[Extracted data entries]
Segment Open

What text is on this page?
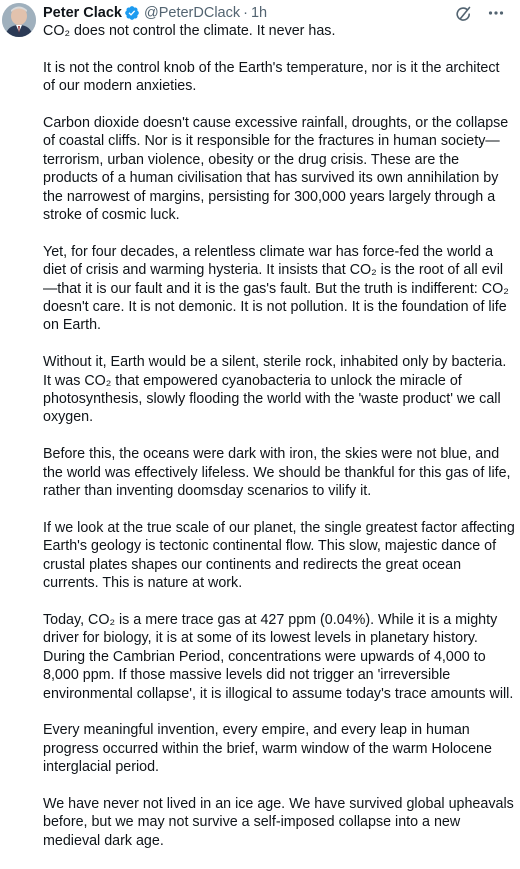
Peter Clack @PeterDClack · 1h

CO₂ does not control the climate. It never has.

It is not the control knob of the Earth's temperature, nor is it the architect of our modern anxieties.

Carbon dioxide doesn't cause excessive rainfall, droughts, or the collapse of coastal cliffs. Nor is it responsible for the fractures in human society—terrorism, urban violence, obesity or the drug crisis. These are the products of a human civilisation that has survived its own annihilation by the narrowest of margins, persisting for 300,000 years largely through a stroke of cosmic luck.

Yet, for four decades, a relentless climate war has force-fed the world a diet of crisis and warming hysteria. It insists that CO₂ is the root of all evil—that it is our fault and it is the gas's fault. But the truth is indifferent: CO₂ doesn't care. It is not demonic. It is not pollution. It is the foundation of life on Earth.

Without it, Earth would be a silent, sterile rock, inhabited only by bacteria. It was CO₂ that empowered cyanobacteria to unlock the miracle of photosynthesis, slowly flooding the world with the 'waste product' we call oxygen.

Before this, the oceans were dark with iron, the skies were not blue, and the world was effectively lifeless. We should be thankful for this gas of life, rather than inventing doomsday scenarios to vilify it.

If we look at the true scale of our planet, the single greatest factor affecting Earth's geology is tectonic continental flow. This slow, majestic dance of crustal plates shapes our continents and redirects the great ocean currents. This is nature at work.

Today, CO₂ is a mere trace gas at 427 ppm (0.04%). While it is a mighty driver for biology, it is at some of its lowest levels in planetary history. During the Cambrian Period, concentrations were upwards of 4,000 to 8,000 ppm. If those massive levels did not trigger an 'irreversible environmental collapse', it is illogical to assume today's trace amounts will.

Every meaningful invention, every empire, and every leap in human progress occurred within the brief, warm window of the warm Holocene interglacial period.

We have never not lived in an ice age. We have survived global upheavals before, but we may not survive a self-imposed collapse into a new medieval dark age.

Segment Closed
Segment Open

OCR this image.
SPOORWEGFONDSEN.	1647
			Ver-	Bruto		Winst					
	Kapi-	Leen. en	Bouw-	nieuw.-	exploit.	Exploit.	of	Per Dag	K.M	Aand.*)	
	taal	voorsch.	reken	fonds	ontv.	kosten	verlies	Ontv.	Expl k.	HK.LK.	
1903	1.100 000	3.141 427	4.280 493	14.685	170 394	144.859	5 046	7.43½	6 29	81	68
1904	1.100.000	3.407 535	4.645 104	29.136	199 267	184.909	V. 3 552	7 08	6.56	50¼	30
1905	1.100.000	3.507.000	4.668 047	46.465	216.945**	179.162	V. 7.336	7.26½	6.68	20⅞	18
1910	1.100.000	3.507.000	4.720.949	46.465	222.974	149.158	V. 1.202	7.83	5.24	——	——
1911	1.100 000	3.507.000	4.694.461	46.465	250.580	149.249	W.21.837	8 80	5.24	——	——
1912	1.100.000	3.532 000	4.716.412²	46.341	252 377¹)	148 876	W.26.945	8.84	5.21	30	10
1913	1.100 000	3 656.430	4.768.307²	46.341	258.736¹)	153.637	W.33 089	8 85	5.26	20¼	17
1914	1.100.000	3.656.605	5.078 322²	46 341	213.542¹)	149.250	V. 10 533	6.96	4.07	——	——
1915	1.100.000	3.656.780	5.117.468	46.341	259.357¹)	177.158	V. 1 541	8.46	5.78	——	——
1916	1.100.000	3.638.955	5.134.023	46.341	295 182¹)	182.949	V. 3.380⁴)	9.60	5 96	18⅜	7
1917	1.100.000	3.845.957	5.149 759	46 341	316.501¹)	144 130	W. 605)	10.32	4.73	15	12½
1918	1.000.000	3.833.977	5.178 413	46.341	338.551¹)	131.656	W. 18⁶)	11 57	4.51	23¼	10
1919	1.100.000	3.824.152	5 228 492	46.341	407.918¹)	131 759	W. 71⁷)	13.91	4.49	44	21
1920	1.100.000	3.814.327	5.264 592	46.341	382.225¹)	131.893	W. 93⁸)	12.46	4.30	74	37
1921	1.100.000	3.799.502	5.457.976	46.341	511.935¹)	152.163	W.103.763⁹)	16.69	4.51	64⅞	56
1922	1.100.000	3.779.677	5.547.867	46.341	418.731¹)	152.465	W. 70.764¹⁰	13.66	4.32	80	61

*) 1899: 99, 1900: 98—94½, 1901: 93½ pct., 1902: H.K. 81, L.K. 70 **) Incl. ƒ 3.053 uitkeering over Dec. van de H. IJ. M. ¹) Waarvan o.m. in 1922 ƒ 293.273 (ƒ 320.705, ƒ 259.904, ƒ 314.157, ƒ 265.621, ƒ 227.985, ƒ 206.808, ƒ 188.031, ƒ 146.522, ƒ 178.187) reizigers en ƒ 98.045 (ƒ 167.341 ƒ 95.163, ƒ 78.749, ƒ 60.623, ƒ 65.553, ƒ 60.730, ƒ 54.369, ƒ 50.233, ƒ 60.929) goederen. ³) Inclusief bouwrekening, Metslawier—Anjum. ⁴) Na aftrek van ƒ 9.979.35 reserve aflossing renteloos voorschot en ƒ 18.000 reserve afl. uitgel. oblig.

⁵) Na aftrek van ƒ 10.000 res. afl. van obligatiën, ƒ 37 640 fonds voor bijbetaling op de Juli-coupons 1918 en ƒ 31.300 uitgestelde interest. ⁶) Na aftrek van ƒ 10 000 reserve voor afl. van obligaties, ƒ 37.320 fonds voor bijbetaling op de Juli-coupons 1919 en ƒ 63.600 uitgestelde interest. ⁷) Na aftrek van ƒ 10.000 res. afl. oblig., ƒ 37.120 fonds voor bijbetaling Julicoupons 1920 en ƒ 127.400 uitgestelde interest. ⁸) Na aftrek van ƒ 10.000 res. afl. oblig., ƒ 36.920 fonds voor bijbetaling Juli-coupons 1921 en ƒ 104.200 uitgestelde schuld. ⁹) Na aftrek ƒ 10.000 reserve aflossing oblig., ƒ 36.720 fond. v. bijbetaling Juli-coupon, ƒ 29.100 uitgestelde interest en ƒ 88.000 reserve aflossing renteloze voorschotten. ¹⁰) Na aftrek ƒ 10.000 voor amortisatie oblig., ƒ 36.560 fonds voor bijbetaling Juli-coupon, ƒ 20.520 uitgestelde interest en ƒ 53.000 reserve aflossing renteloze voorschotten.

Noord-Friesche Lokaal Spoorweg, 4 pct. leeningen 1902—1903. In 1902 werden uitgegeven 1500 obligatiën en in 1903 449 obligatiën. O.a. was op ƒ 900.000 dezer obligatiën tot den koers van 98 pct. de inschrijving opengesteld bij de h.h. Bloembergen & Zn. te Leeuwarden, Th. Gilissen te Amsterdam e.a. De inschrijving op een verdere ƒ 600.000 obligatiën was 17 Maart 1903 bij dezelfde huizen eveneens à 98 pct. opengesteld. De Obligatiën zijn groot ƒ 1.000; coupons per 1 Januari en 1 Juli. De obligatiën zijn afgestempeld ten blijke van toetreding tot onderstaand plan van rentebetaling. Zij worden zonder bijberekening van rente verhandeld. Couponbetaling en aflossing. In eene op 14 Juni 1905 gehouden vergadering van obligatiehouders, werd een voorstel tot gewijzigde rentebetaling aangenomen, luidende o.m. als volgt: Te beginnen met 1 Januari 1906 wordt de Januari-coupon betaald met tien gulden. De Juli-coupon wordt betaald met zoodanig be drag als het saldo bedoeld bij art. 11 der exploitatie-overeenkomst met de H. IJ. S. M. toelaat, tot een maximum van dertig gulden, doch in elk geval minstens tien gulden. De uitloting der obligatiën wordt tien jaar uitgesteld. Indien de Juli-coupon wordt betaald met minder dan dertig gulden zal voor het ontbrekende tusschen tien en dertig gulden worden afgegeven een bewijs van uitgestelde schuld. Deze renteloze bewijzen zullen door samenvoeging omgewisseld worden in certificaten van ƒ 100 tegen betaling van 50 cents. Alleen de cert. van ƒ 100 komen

Segment Closed

» Aim of the exercise
Locate the lines above that hold the word "dark". Show every one of them.

» Response to this exercise
Before this, the oceans were dark with iron, the skies were not blue, and the world was effectively lifeless. We should be thankful for this gas of life, rather than inventing doomsday scenarios to vilify it.
We have never not lived in an ice age. We have survived global upheavals before, but we may not survive a self-imposed collapse into a new medieval dark age.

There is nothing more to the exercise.